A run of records
╭──

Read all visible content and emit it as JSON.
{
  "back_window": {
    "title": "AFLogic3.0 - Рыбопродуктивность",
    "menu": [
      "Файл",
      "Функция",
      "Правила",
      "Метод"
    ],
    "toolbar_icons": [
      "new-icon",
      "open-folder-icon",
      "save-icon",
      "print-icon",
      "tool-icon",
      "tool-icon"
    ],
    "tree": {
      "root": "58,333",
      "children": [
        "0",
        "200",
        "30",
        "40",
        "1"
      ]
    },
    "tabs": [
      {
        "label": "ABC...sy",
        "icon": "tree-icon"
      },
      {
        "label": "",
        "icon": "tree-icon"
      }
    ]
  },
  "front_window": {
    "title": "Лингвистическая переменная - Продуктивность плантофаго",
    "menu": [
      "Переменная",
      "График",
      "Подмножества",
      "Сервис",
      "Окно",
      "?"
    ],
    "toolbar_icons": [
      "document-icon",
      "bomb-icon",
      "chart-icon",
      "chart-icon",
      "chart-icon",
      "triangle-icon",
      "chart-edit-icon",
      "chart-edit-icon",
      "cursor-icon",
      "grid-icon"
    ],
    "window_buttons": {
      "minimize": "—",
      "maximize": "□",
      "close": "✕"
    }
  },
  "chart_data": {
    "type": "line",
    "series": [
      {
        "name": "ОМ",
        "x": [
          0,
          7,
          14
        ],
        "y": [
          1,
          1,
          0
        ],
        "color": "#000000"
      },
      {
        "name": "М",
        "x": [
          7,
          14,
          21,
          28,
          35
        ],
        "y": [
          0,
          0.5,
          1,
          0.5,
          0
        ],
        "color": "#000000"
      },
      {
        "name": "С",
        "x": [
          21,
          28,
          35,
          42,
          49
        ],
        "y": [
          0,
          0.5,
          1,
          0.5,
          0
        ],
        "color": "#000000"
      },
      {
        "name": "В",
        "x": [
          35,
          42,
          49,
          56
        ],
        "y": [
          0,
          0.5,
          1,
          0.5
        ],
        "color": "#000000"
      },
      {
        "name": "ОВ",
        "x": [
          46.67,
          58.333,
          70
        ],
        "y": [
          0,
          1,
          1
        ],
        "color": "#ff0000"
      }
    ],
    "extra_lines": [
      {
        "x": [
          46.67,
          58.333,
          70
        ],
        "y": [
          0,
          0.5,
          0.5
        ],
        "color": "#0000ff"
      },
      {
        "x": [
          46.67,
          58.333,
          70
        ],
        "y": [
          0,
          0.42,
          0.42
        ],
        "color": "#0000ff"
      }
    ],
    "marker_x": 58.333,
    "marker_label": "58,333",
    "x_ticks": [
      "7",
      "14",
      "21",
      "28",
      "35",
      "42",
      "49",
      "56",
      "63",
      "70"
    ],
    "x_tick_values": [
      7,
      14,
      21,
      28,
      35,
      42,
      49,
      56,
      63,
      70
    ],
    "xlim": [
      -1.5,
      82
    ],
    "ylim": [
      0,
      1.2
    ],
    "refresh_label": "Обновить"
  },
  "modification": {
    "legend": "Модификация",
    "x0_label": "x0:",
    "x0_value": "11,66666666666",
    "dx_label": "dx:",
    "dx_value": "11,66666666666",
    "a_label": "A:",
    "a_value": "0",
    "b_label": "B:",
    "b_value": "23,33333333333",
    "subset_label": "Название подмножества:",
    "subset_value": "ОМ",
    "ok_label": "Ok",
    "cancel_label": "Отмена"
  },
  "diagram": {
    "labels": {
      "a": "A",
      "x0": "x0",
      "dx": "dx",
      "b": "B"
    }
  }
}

╰──

**PROMPT:** Quote each line of the listing above exactly.

**COMPLETED TASK:**
Read all visible content and emit it as JSON.
{
  "back_window": {
    "title": "AFLogic3.0 - Рыбопродуктивность",
    "menu": [
      "Файл",
      "Функция",
      "Правила",
      "Метод"
    ],
    "toolbar_icons": [
      "new-icon",
      "open-folder-icon",
      "save-icon",
      "print-icon",
      "tool-icon",
      "tool-icon"
    ],
    "tree": {
      "root": "58,333",
      "children": [
        "0",
        "200",
        "30",
        "40",
        "1"
      ]
    },
    "tabs": [
      {
        "label": "ABC...sy",
        "icon": "tree-icon"
      },
      {
        "label": "",
        "icon": "tree-icon"
      }
    ]
  },
  "front_window": {
    "title": "Лингвистическая переменная - Продуктивность плантофаго",
    "menu": [
      "Переменная",
      "График",
      "Подмножества",
      "Сервис",
      "Окно",
      "?"
    ],
    "toolbar_icons": [
      "document-icon",
      "bomb-icon",
      "chart-icon",
      "chart-icon",
      "chart-icon",
      "triangle-icon",
      "chart-edit-icon",
      "chart-edit-icon",
      "cursor-icon",
      "grid-icon"
    ],
    "window_buttons": {
      "minimize": "—",
      "maximize": "□",
      "close": "✕"
    }
  },
  "chart_data": {
    "type": "line",
    "series": [
      {
        "name": "ОМ",
        "x": [
          0,
          7,
          14
        ],
        "y": [
          1,
          1,
          0
        ],
        "color": "#000000"
      },
      {
        "name": "М",
        "x": [
          7,
          14,
          21,
          28,
          35
        ],
        "y": [
          0,
          0.5,
          1,
          0.5,
          0
        ],
        "color": "#000000"
      },
      {
        "name": "С",
        "x": [
          21,
          28,
          35,
          42,
          49
        ],
        "y": [
          0,
          0.5,
          1,
          0.5,
          0
        ],
        "color": "#000000"
      },
      {
        "name": "В",
        "x": [
          35,
          42,
          49,
          56
        ],
        "y": [
          0,
          0.5,
          1,
          0.5
        ],
        "color": "#000000"
      },
      {
        "name": "ОВ",
        "x": [
          46.67,
          58.333,
          70
        ],
        "y": [
          0,
          1,
          1
        ],
        "color": "#ff0000"
      }
    ],
    "extra_lines": [
      {
        "x": [
          46.67,
          58.333,
          70
        ],
        "y": [
          0,
          0.5,
          0.5
        ],
        "color": "#0000ff"
      },
      {
        "x": [
          46.67,
          58.333,
          70
        ],
        "y": [
          0,
          0.42,
          0.42
        ],
        "color": "#0000ff"
      }
    ],
    "marker_x": 58.333,
    "marker_label": "58,333",
    "x_ticks": [
      "7",
      "14",
      "21",
      "28",
      "35",
      "42",
      "49",
      "56",
      "63",
      "70"
    ],
    "x_tick_values": [
      7,
      14,
      21,
      28,
      35,
      42,
      49,
      56,
      63,
      70
    ],
    "xlim": [
      -1.5,
      82
    ],
    "ylim": [
      0,
      1.2
    ],
    "refresh_label": "Обновить"
  },
  "modification": {
    "legend": "Модификация",
    "x0_label": "x0:",
    "x0_value": "11,66666666666",
    "dx_label": "dx:",
    "dx_value": "11,66666666666",
    "a_label": "A:",
    "a_value": "0",
    "b_label": "B:",
    "b_value": "23,33333333333",
    "subset_label": "Название подмножества:",
    "subset_value": "ОМ",
    "ok_label": "Ok",
    "cancel_label": "Отмена"
  },
  "diagram": {
    "labels": {
      "a": "A",
      "x0": "x0",
      "dx": "dx",
      "b": "B"
    }
  }
}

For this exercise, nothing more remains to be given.